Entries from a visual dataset

******

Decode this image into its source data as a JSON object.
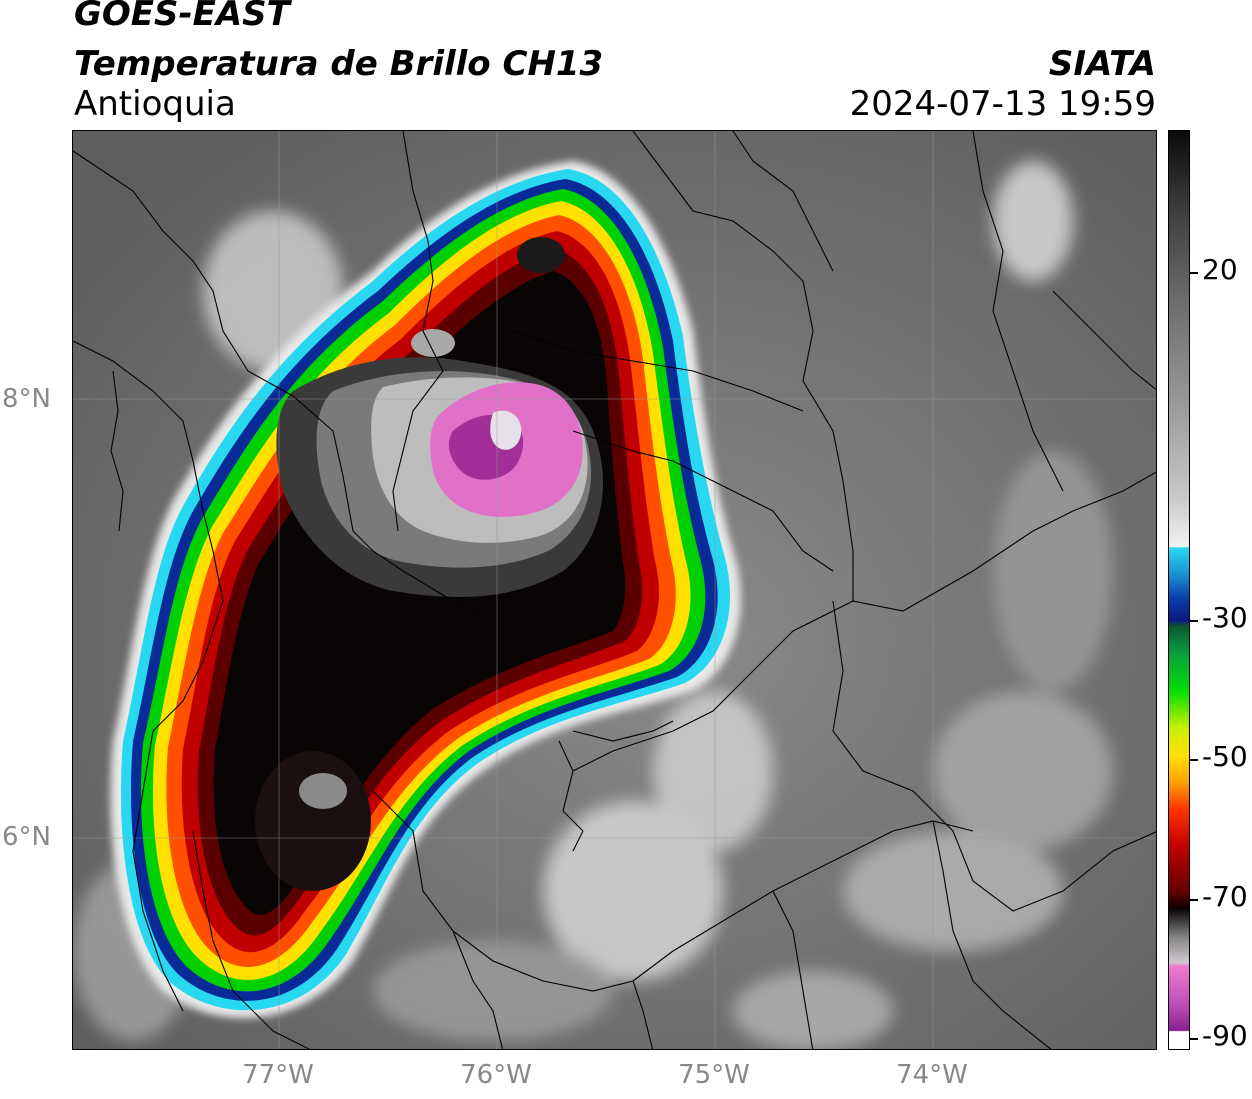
{
  "header": {
    "satellite": "GOES-EAST",
    "product": "Temperatura de Brillo CH13",
    "region": "Antioquia",
    "organization": "SIATA",
    "timestamp": "2024-07-13 19:59"
  },
  "axes": {
    "latitude_labels": [
      "8°N",
      "6°N"
    ],
    "longitude_labels": [
      "77°W",
      "76°W",
      "75°W",
      "74°W"
    ]
  },
  "colorbar": {
    "tick_labels": [
      "20",
      "-30",
      "-50",
      "-70",
      "-90"
    ],
    "colors": {
      "warm_gray": "#6f6f6f",
      "cyan": "#28d8f0",
      "blue": "#0a1a80",
      "green": "#00e000",
      "yellow": "#ffe000",
      "red": "#c00000",
      "black": "#0a0000",
      "magenta": "#f07ad0",
      "purple": "#8a2090"
    }
  }
}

******

Print the entries above exactly, taking out only the pictures.

Decode this image into its source data as a JSON object.
{
  "header": {
    "satellite": "GOES-EAST",
    "product": "Temperatura de Brillo CH13",
    "region": "Antioquia",
    "organization": "SIATA",
    "timestamp": "2024-07-13 19:59"
  },
  "axes": {
    "latitude_labels": [
      "8°N",
      "6°N"
    ],
    "longitude_labels": [
      "77°W",
      "76°W",
      "75°W",
      "74°W"
    ]
  },
  "colorbar": {
    "tick_labels": [
      "20",
      "-30",
      "-50",
      "-70",
      "-90"
    ],
    "colors": {
      "warm_gray": "#6f6f6f",
      "cyan": "#28d8f0",
      "blue": "#0a1a80",
      "green": "#00e000",
      "yellow": "#ffe000",
      "red": "#c00000",
      "black": "#0a0000",
      "magenta": "#f07ad0",
      "purple": "#8a2090"
    }
  }
}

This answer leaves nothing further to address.